§ **Material supplied**:
=-=-=-=-=

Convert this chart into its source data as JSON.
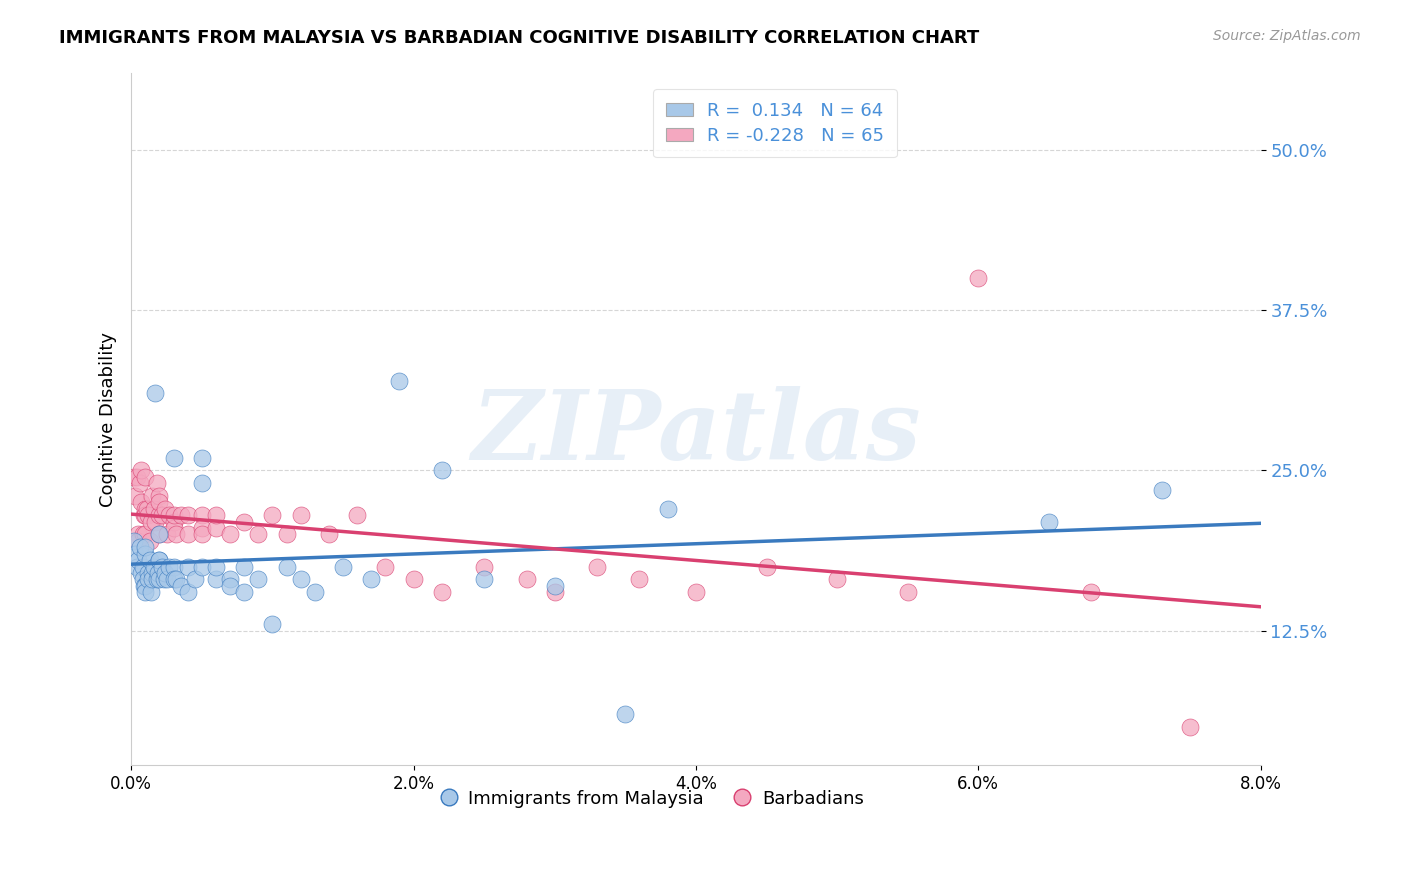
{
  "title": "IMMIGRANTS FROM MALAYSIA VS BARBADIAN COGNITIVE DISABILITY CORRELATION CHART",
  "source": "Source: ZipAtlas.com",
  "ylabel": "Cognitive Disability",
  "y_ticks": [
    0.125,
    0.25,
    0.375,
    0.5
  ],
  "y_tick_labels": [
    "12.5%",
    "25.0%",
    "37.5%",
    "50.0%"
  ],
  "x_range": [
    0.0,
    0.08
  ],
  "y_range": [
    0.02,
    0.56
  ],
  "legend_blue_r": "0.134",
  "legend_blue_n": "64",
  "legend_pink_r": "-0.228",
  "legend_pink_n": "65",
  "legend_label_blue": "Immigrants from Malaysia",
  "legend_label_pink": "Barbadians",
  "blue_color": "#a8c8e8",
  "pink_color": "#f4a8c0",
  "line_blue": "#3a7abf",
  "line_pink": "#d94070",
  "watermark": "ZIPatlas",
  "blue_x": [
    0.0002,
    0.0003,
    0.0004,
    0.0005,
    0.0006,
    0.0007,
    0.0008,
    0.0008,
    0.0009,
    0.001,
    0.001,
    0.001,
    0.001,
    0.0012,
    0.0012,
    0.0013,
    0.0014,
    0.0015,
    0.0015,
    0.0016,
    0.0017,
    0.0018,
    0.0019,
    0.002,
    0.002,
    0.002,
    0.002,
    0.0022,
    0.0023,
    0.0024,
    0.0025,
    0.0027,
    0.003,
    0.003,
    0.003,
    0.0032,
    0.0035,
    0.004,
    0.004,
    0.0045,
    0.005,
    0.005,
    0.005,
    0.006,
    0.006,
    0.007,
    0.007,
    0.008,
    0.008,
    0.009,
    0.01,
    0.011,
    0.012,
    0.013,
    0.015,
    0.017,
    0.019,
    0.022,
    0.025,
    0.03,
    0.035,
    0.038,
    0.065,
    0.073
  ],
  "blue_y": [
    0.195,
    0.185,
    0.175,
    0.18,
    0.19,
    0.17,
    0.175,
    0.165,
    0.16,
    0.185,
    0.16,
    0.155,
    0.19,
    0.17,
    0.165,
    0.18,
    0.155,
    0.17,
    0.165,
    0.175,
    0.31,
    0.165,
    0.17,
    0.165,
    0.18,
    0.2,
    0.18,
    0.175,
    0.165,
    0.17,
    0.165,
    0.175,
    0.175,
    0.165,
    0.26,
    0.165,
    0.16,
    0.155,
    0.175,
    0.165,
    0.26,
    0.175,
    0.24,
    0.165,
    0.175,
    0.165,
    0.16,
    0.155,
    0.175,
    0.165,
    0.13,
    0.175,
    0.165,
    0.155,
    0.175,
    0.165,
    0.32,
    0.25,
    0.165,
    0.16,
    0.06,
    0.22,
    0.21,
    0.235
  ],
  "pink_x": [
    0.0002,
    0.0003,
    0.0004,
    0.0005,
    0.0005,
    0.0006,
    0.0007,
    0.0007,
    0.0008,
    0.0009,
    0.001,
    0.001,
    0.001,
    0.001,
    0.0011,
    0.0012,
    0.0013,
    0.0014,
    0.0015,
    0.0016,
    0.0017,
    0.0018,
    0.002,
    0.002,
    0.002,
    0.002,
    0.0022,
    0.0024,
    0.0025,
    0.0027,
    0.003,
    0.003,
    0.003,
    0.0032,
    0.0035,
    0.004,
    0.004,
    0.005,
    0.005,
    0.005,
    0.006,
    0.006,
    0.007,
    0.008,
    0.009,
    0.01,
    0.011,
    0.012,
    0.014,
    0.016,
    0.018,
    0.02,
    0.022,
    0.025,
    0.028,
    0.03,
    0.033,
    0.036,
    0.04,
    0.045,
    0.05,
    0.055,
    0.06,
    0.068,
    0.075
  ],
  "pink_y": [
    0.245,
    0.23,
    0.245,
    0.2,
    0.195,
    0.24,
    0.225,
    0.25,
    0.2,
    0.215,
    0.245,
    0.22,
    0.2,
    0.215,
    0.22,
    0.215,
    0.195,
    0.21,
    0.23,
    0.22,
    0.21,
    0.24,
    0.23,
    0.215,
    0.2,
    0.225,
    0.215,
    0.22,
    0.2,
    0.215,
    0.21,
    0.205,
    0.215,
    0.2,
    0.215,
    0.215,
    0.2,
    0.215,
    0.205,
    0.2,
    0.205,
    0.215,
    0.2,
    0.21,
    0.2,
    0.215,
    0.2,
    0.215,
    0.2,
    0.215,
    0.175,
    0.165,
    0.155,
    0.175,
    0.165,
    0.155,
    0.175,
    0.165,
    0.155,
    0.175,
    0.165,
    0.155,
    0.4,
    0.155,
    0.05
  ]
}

=-=-=-=-=

Pictures in the records above are not copied; print everything else exactly.

Convert this chart into its source data as JSON.
{
  "title": "IMMIGRANTS FROM MALAYSIA VS BARBADIAN COGNITIVE DISABILITY CORRELATION CHART",
  "source": "Source: ZipAtlas.com",
  "ylabel": "Cognitive Disability",
  "y_ticks": [
    0.125,
    0.25,
    0.375,
    0.5
  ],
  "y_tick_labels": [
    "12.5%",
    "25.0%",
    "37.5%",
    "50.0%"
  ],
  "x_range": [
    0.0,
    0.08
  ],
  "y_range": [
    0.02,
    0.56
  ],
  "legend_blue_r": "0.134",
  "legend_blue_n": "64",
  "legend_pink_r": "-0.228",
  "legend_pink_n": "65",
  "legend_label_blue": "Immigrants from Malaysia",
  "legend_label_pink": "Barbadians",
  "blue_color": "#a8c8e8",
  "pink_color": "#f4a8c0",
  "line_blue": "#3a7abf",
  "line_pink": "#d94070",
  "watermark": "ZIPatlas",
  "blue_x": [
    0.0002,
    0.0003,
    0.0004,
    0.0005,
    0.0006,
    0.0007,
    0.0008,
    0.0008,
    0.0009,
    0.001,
    0.001,
    0.001,
    0.001,
    0.0012,
    0.0012,
    0.0013,
    0.0014,
    0.0015,
    0.0015,
    0.0016,
    0.0017,
    0.0018,
    0.0019,
    0.002,
    0.002,
    0.002,
    0.002,
    0.0022,
    0.0023,
    0.0024,
    0.0025,
    0.0027,
    0.003,
    0.003,
    0.003,
    0.0032,
    0.0035,
    0.004,
    0.004,
    0.0045,
    0.005,
    0.005,
    0.005,
    0.006,
    0.006,
    0.007,
    0.007,
    0.008,
    0.008,
    0.009,
    0.01,
    0.011,
    0.012,
    0.013,
    0.015,
    0.017,
    0.019,
    0.022,
    0.025,
    0.03,
    0.035,
    0.038,
    0.065,
    0.073
  ],
  "blue_y": [
    0.195,
    0.185,
    0.175,
    0.18,
    0.19,
    0.17,
    0.175,
    0.165,
    0.16,
    0.185,
    0.16,
    0.155,
    0.19,
    0.17,
    0.165,
    0.18,
    0.155,
    0.17,
    0.165,
    0.175,
    0.31,
    0.165,
    0.17,
    0.165,
    0.18,
    0.2,
    0.18,
    0.175,
    0.165,
    0.17,
    0.165,
    0.175,
    0.175,
    0.165,
    0.26,
    0.165,
    0.16,
    0.155,
    0.175,
    0.165,
    0.26,
    0.175,
    0.24,
    0.165,
    0.175,
    0.165,
    0.16,
    0.155,
    0.175,
    0.165,
    0.13,
    0.175,
    0.165,
    0.155,
    0.175,
    0.165,
    0.32,
    0.25,
    0.165,
    0.16,
    0.06,
    0.22,
    0.21,
    0.235
  ],
  "pink_x": [
    0.0002,
    0.0003,
    0.0004,
    0.0005,
    0.0005,
    0.0006,
    0.0007,
    0.0007,
    0.0008,
    0.0009,
    0.001,
    0.001,
    0.001,
    0.001,
    0.0011,
    0.0012,
    0.0013,
    0.0014,
    0.0015,
    0.0016,
    0.0017,
    0.0018,
    0.002,
    0.002,
    0.002,
    0.002,
    0.0022,
    0.0024,
    0.0025,
    0.0027,
    0.003,
    0.003,
    0.003,
    0.0032,
    0.0035,
    0.004,
    0.004,
    0.005,
    0.005,
    0.005,
    0.006,
    0.006,
    0.007,
    0.008,
    0.009,
    0.01,
    0.011,
    0.012,
    0.014,
    0.016,
    0.018,
    0.02,
    0.022,
    0.025,
    0.028,
    0.03,
    0.033,
    0.036,
    0.04,
    0.045,
    0.05,
    0.055,
    0.06,
    0.068,
    0.075
  ],
  "pink_y": [
    0.245,
    0.23,
    0.245,
    0.2,
    0.195,
    0.24,
    0.225,
    0.25,
    0.2,
    0.215,
    0.245,
    0.22,
    0.2,
    0.215,
    0.22,
    0.215,
    0.195,
    0.21,
    0.23,
    0.22,
    0.21,
    0.24,
    0.23,
    0.215,
    0.2,
    0.225,
    0.215,
    0.22,
    0.2,
    0.215,
    0.21,
    0.205,
    0.215,
    0.2,
    0.215,
    0.215,
    0.2,
    0.215,
    0.205,
    0.2,
    0.205,
    0.215,
    0.2,
    0.21,
    0.2,
    0.215,
    0.2,
    0.215,
    0.2,
    0.215,
    0.175,
    0.165,
    0.155,
    0.175,
    0.165,
    0.155,
    0.175,
    0.165,
    0.155,
    0.175,
    0.165,
    0.155,
    0.4,
    0.155,
    0.05
  ]
}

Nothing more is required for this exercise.